§ WHAT IS REQUIRED
The data must be written out once more, precisely as given.
>> begin SUPPLIED INFORMATION
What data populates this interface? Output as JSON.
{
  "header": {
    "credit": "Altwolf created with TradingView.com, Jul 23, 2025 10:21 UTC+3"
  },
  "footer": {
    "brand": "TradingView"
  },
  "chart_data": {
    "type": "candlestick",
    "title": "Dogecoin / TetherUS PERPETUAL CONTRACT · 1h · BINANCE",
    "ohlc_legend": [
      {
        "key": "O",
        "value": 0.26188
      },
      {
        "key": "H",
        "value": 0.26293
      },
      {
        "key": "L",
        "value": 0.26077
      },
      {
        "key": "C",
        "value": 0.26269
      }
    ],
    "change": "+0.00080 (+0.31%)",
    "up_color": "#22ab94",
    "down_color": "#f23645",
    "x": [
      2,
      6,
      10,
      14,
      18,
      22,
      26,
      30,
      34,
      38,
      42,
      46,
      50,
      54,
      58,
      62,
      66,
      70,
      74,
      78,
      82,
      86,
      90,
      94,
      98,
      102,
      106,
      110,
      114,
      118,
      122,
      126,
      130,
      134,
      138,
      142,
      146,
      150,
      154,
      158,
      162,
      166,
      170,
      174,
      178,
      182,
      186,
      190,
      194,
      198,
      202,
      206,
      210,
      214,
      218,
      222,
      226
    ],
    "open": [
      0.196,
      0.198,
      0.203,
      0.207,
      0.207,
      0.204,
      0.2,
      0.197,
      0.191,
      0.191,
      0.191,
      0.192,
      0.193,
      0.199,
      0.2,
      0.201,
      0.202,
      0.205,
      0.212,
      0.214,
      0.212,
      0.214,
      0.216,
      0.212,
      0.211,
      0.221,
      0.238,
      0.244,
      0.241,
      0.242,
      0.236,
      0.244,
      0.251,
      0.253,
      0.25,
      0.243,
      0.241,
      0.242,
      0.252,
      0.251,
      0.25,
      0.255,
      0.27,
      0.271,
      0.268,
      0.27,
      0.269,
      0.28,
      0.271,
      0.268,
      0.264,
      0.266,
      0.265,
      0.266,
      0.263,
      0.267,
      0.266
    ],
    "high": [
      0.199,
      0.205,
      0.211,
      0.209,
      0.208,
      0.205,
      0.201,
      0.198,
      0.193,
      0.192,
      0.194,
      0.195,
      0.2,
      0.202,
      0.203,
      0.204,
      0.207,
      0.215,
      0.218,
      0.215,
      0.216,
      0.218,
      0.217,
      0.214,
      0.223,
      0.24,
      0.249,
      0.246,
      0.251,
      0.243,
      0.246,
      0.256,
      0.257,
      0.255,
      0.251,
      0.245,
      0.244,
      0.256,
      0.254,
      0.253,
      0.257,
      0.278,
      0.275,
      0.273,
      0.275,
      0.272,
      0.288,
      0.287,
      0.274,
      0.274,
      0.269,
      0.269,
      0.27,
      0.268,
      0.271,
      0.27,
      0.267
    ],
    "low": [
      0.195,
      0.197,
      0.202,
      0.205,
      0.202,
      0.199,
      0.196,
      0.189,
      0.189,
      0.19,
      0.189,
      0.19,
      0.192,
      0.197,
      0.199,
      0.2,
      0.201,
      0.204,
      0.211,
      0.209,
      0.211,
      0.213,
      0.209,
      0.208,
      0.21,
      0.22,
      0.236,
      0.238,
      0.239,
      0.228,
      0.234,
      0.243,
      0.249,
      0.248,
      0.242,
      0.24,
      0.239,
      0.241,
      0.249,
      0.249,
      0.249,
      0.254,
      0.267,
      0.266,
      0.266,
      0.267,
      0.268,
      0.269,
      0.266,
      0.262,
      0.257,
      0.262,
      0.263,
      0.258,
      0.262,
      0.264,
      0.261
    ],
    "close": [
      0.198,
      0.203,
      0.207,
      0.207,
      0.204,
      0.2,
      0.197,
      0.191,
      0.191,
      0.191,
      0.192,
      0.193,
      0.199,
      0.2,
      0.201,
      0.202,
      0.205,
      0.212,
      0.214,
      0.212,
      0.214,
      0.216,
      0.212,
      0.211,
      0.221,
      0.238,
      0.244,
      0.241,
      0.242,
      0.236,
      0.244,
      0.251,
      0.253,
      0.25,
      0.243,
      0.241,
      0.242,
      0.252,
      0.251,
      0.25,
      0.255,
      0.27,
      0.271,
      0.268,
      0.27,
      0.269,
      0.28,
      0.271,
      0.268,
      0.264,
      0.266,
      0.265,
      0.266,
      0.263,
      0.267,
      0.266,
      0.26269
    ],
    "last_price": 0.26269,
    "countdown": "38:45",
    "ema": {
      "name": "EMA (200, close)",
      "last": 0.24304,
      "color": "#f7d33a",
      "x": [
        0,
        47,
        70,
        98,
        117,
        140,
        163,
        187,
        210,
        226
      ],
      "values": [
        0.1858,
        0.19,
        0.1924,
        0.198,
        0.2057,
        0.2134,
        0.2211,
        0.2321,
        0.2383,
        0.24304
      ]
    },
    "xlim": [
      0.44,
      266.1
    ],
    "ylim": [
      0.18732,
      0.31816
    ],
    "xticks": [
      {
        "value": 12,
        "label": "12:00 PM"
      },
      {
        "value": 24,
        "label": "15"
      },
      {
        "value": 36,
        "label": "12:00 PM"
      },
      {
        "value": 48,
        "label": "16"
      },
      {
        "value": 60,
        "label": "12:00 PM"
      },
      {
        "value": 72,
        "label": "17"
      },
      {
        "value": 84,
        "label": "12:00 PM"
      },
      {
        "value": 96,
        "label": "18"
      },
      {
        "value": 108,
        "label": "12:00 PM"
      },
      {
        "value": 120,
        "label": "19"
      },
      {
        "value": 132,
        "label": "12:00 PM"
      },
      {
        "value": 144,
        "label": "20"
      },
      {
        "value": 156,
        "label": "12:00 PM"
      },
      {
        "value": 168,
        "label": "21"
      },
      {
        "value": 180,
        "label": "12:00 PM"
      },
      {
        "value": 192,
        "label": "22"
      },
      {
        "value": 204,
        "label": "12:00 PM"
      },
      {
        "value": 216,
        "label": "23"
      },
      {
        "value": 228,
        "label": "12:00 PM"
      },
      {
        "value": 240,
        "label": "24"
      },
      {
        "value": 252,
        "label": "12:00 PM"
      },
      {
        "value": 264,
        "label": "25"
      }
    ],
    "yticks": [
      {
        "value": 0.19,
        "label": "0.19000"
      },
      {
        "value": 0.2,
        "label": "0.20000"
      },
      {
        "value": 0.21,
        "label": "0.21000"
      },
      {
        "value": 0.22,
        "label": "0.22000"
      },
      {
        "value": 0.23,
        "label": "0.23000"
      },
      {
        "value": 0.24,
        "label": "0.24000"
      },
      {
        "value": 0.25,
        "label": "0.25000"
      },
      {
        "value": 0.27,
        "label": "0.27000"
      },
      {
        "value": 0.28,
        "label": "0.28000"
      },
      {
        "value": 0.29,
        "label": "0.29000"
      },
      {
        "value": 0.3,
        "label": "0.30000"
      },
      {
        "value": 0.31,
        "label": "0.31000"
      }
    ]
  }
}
>> end SUPPLIED INFORMATION
§ ANSWER TO THE TASK
What data populates this interface? Output as JSON.
{
  "header": {
    "credit": "Altwolf created with TradingView.com, Jul 23, 2025 10:21 UTC+3"
  },
  "footer": {
    "brand": "TradingView"
  },
  "chart_data": {
    "type": "candlestick",
    "title": "Dogecoin / TetherUS PERPETUAL CONTRACT · 1h · BINANCE",
    "ohlc_legend": [
      {
        "key": "O",
        "value": 0.26188
      },
      {
        "key": "H",
        "value": 0.26293
      },
      {
        "key": "L",
        "value": 0.26077
      },
      {
        "key": "C",
        "value": 0.26269
      }
    ],
    "change": "+0.00080 (+0.31%)",
    "up_color": "#22ab94",
    "down_color": "#f23645",
    "x": [
      2,
      6,
      10,
      14,
      18,
      22,
      26,
      30,
      34,
      38,
      42,
      46,
      50,
      54,
      58,
      62,
      66,
      70,
      74,
      78,
      82,
      86,
      90,
      94,
      98,
      102,
      106,
      110,
      114,
      118,
      122,
      126,
      130,
      134,
      138,
      142,
      146,
      150,
      154,
      158,
      162,
      166,
      170,
      174,
      178,
      182,
      186,
      190,
      194,
      198,
      202,
      206,
      210,
      214,
      218,
      222,
      226
    ],
    "open": [
      0.196,
      0.198,
      0.203,
      0.207,
      0.207,
      0.204,
      0.2,
      0.197,
      0.191,
      0.191,
      0.191,
      0.192,
      0.193,
      0.199,
      0.2,
      0.201,
      0.202,
      0.205,
      0.212,
      0.214,
      0.212,
      0.214,
      0.216,
      0.212,
      0.211,
      0.221,
      0.238,
      0.244,
      0.241,
      0.242,
      0.236,
      0.244,
      0.251,
      0.253,
      0.25,
      0.243,
      0.241,
      0.242,
      0.252,
      0.251,
      0.25,
      0.255,
      0.27,
      0.271,
      0.268,
      0.27,
      0.269,
      0.28,
      0.271,
      0.268,
      0.264,
      0.266,
      0.265,
      0.266,
      0.263,
      0.267,
      0.266
    ],
    "high": [
      0.199,
      0.205,
      0.211,
      0.209,
      0.208,
      0.205,
      0.201,
      0.198,
      0.193,
      0.192,
      0.194,
      0.195,
      0.2,
      0.202,
      0.203,
      0.204,
      0.207,
      0.215,
      0.218,
      0.215,
      0.216,
      0.218,
      0.217,
      0.214,
      0.223,
      0.24,
      0.249,
      0.246,
      0.251,
      0.243,
      0.246,
      0.256,
      0.257,
      0.255,
      0.251,
      0.245,
      0.244,
      0.256,
      0.254,
      0.253,
      0.257,
      0.278,
      0.275,
      0.273,
      0.275,
      0.272,
      0.288,
      0.287,
      0.274,
      0.274,
      0.269,
      0.269,
      0.27,
      0.268,
      0.271,
      0.27,
      0.267
    ],
    "low": [
      0.195,
      0.197,
      0.202,
      0.205,
      0.202,
      0.199,
      0.196,
      0.189,
      0.189,
      0.19,
      0.189,
      0.19,
      0.192,
      0.197,
      0.199,
      0.2,
      0.201,
      0.204,
      0.211,
      0.209,
      0.211,
      0.213,
      0.209,
      0.208,
      0.21,
      0.22,
      0.236,
      0.238,
      0.239,
      0.228,
      0.234,
      0.243,
      0.249,
      0.248,
      0.242,
      0.24,
      0.239,
      0.241,
      0.249,
      0.249,
      0.249,
      0.254,
      0.267,
      0.266,
      0.266,
      0.267,
      0.268,
      0.269,
      0.266,
      0.262,
      0.257,
      0.262,
      0.263,
      0.258,
      0.262,
      0.264,
      0.261
    ],
    "close": [
      0.198,
      0.203,
      0.207,
      0.207,
      0.204,
      0.2,
      0.197,
      0.191,
      0.191,
      0.191,
      0.192,
      0.193,
      0.199,
      0.2,
      0.201,
      0.202,
      0.205,
      0.212,
      0.214,
      0.212,
      0.214,
      0.216,
      0.212,
      0.211,
      0.221,
      0.238,
      0.244,
      0.241,
      0.242,
      0.236,
      0.244,
      0.251,
      0.253,
      0.25,
      0.243,
      0.241,
      0.242,
      0.252,
      0.251,
      0.25,
      0.255,
      0.27,
      0.271,
      0.268,
      0.27,
      0.269,
      0.28,
      0.271,
      0.268,
      0.264,
      0.266,
      0.265,
      0.266,
      0.263,
      0.267,
      0.266,
      0.26269
    ],
    "last_price": 0.26269,
    "countdown": "38:45",
    "ema": {
      "name": "EMA (200, close)",
      "last": 0.24304,
      "color": "#f7d33a",
      "x": [
        0,
        47,
        70,
        98,
        117,
        140,
        163,
        187,
        210,
        226
      ],
      "values": [
        0.1858,
        0.19,
        0.1924,
        0.198,
        0.2057,
        0.2134,
        0.2211,
        0.2321,
        0.2383,
        0.24304
      ]
    },
    "xlim": [
      0.44,
      266.1
    ],
    "ylim": [
      0.18732,
      0.31816
    ],
    "xticks": [
      {
        "value": 12,
        "label": "12:00 PM"
      },
      {
        "value": 24,
        "label": "15"
      },
      {
        "value": 36,
        "label": "12:00 PM"
      },
      {
        "value": 48,
        "label": "16"
      },
      {
        "value": 60,
        "label": "12:00 PM"
      },
      {
        "value": 72,
        "label": "17"
      },
      {
        "value": 84,
        "label": "12:00 PM"
      },
      {
        "value": 96,
        "label": "18"
      },
      {
        "value": 108,
        "label": "12:00 PM"
      },
      {
        "value": 120,
        "label": "19"
      },
      {
        "value": 132,
        "label": "12:00 PM"
      },
      {
        "value": 144,
        "label": "20"
      },
      {
        "value": 156,
        "label": "12:00 PM"
      },
      {
        "value": 168,
        "label": "21"
      },
      {
        "value": 180,
        "label": "12:00 PM"
      },
      {
        "value": 192,
        "label": "22"
      },
      {
        "value": 204,
        "label": "12:00 PM"
      },
      {
        "value": 216,
        "label": "23"
      },
      {
        "value": 228,
        "label": "12:00 PM"
      },
      {
        "value": 240,
        "label": "24"
      },
      {
        "value": 252,
        "label": "12:00 PM"
      },
      {
        "value": 264,
        "label": "25"
      }
    ],
    "yticks": [
      {
        "value": 0.19,
        "label": "0.19000"
      },
      {
        "value": 0.2,
        "label": "0.20000"
      },
      {
        "value": 0.21,
        "label": "0.21000"
      },
      {
        "value": 0.22,
        "label": "0.22000"
      },
      {
        "value": 0.23,
        "label": "0.23000"
      },
      {
        "value": 0.24,
        "label": "0.24000"
      },
      {
        "value": 0.25,
        "label": "0.25000"
      },
      {
        "value": 0.27,
        "label": "0.27000"
      },
      {
        "value": 0.28,
        "label": "0.28000"
      },
      {
        "value": 0.29,
        "label": "0.29000"
      },
      {
        "value": 0.3,
        "label": "0.30000"
      },
      {
        "value": 0.31,
        "label": "0.31000"
      }
    ]
  }
}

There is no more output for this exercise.